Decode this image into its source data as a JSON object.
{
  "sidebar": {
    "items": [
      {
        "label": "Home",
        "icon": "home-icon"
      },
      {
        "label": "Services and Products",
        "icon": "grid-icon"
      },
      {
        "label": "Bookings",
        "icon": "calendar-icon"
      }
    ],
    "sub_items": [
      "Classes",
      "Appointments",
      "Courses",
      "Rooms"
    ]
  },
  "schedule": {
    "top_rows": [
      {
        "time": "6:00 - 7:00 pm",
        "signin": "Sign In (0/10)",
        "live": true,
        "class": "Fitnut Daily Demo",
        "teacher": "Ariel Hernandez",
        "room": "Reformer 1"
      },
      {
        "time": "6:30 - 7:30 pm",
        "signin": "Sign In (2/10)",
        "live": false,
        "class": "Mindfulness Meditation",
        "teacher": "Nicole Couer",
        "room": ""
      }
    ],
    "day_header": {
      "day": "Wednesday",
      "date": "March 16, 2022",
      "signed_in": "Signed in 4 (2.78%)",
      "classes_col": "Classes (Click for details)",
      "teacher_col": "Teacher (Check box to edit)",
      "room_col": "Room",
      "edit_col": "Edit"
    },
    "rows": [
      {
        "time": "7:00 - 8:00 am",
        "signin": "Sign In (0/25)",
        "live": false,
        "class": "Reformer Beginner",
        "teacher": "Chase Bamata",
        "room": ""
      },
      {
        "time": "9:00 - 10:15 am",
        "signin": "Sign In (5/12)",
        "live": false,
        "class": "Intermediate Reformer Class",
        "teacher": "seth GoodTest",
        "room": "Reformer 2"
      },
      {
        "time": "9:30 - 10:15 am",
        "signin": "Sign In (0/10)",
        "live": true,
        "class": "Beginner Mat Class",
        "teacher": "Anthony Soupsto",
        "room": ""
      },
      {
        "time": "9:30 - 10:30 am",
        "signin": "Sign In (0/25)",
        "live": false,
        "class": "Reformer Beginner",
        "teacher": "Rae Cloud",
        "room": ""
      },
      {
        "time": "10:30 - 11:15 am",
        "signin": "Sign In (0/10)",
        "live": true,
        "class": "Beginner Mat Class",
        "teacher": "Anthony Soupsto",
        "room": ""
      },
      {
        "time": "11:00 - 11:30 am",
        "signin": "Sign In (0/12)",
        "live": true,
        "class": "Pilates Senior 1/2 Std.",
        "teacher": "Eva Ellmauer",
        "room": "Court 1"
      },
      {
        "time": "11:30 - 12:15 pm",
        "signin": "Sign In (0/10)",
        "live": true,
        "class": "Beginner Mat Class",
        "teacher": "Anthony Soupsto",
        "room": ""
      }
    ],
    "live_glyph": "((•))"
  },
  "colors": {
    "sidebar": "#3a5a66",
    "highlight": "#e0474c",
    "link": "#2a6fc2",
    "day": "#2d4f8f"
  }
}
● ● ● ● ●
◆ Exercise instructions ◆
Reproduce the listing above verbatim, from first line to last.

◆ Reply ◆
Decode this image into its source data as a JSON object.
{
  "sidebar": {
    "items": [
      {
        "label": "Home",
        "icon": "home-icon"
      },
      {
        "label": "Services and Products",
        "icon": "grid-icon"
      },
      {
        "label": "Bookings",
        "icon": "calendar-icon"
      }
    ],
    "sub_items": [
      "Classes",
      "Appointments",
      "Courses",
      "Rooms"
    ]
  },
  "schedule": {
    "top_rows": [
      {
        "time": "6:00 - 7:00 pm",
        "signin": "Sign In (0/10)",
        "live": true,
        "class": "Fitnut Daily Demo",
        "teacher": "Ariel Hernandez",
        "room": "Reformer 1"
      },
      {
        "time": "6:30 - 7:30 pm",
        "signin": "Sign In (2/10)",
        "live": false,
        "class": "Mindfulness Meditation",
        "teacher": "Nicole Couer",
        "room": ""
      }
    ],
    "day_header": {
      "day": "Wednesday",
      "date": "March 16, 2022",
      "signed_in": "Signed in 4 (2.78%)",
      "classes_col": "Classes (Click for details)",
      "teacher_col": "Teacher (Check box to edit)",
      "room_col": "Room",
      "edit_col": "Edit"
    },
    "rows": [
      {
        "time": "7:00 - 8:00 am",
        "signin": "Sign In (0/25)",
        "live": false,
        "class": "Reformer Beginner",
        "teacher": "Chase Bamata",
        "room": ""
      },
      {
        "time": "9:00 - 10:15 am",
        "signin": "Sign In (5/12)",
        "live": false,
        "class": "Intermediate Reformer Class",
        "teacher": "seth GoodTest",
        "room": "Reformer 2"
      },
      {
        "time": "9:30 - 10:15 am",
        "signin": "Sign In (0/10)",
        "live": true,
        "class": "Beginner Mat Class",
        "teacher": "Anthony Soupsto",
        "room": ""
      },
      {
        "time": "9:30 - 10:30 am",
        "signin": "Sign In (0/25)",
        "live": false,
        "class": "Reformer Beginner",
        "teacher": "Rae Cloud",
        "room": ""
      },
      {
        "time": "10:30 - 11:15 am",
        "signin": "Sign In (0/10)",
        "live": true,
        "class": "Beginner Mat Class",
        "teacher": "Anthony Soupsto",
        "room": ""
      },
      {
        "time": "11:00 - 11:30 am",
        "signin": "Sign In (0/12)",
        "live": true,
        "class": "Pilates Senior 1/2 Std.",
        "teacher": "Eva Ellmauer",
        "room": "Court 1"
      },
      {
        "time": "11:30 - 12:15 pm",
        "signin": "Sign In (0/10)",
        "live": true,
        "class": "Beginner Mat Class",
        "teacher": "Anthony Soupsto",
        "room": ""
      }
    ],
    "live_glyph": "((•))"
  },
  "colors": {
    "sidebar": "#3a5a66",
    "highlight": "#e0474c",
    "link": "#2a6fc2",
    "day": "#2d4f8f"
  }
}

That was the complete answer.